• Exercise:
Would you copy each line of the data below that has "memory"?
(Data excerpts begins)
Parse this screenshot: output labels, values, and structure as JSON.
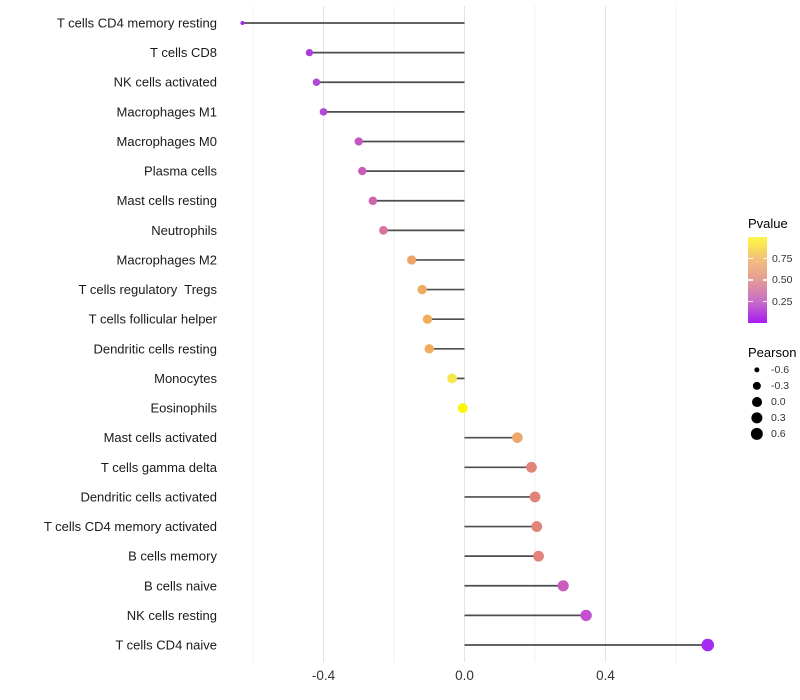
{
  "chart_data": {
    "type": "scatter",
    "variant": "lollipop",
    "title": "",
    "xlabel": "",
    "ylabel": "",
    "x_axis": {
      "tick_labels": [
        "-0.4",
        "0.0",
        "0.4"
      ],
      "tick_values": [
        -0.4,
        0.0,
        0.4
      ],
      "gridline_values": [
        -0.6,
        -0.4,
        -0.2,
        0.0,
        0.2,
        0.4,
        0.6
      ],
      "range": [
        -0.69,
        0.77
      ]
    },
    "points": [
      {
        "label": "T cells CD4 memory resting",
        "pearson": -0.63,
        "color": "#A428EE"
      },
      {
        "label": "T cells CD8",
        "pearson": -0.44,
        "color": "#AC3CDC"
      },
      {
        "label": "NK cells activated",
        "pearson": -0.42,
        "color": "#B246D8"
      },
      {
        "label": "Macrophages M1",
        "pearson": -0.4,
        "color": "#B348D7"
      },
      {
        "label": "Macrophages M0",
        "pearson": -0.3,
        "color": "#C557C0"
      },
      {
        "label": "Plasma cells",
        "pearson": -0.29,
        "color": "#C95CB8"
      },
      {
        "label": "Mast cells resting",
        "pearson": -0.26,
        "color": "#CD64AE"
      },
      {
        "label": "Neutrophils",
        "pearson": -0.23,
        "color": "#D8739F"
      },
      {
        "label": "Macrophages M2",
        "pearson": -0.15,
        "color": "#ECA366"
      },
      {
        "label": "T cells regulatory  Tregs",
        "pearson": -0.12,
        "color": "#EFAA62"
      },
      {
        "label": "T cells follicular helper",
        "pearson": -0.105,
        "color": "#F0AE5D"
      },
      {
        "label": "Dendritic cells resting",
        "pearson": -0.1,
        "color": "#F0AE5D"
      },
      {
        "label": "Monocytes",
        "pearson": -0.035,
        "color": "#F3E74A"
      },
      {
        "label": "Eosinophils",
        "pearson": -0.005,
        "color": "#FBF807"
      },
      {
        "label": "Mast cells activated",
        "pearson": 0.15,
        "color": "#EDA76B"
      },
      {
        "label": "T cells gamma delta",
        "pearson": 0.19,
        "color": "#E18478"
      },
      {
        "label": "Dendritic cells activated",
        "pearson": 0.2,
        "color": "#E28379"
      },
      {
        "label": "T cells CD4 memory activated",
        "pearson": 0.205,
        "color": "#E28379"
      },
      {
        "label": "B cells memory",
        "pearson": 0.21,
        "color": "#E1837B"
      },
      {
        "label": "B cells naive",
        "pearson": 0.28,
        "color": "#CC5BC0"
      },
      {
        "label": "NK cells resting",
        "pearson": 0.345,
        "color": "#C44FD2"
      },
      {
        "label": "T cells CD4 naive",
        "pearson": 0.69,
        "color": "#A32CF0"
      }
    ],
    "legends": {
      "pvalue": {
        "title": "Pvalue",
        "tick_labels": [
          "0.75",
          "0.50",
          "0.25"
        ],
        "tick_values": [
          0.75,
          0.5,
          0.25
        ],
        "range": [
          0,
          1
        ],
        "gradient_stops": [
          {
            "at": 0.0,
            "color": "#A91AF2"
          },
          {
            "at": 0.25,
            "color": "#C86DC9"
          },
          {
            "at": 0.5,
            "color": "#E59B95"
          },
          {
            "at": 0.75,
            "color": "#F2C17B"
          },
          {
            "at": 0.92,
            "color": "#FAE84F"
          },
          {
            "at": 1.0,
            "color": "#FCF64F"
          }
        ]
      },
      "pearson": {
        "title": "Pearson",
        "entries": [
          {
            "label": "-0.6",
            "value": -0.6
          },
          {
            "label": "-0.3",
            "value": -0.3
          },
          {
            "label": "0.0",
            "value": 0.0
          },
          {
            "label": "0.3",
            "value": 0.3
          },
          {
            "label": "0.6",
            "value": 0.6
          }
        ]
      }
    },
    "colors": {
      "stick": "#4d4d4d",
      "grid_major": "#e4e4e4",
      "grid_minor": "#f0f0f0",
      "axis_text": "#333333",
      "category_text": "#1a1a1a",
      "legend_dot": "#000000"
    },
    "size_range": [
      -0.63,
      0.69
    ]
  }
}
(Data excerpts ends)
• Exercise output:
        "label": "T cells CD4 memory resting",
        "label": "T cells CD4 memory activated",
        "label": "B cells memory",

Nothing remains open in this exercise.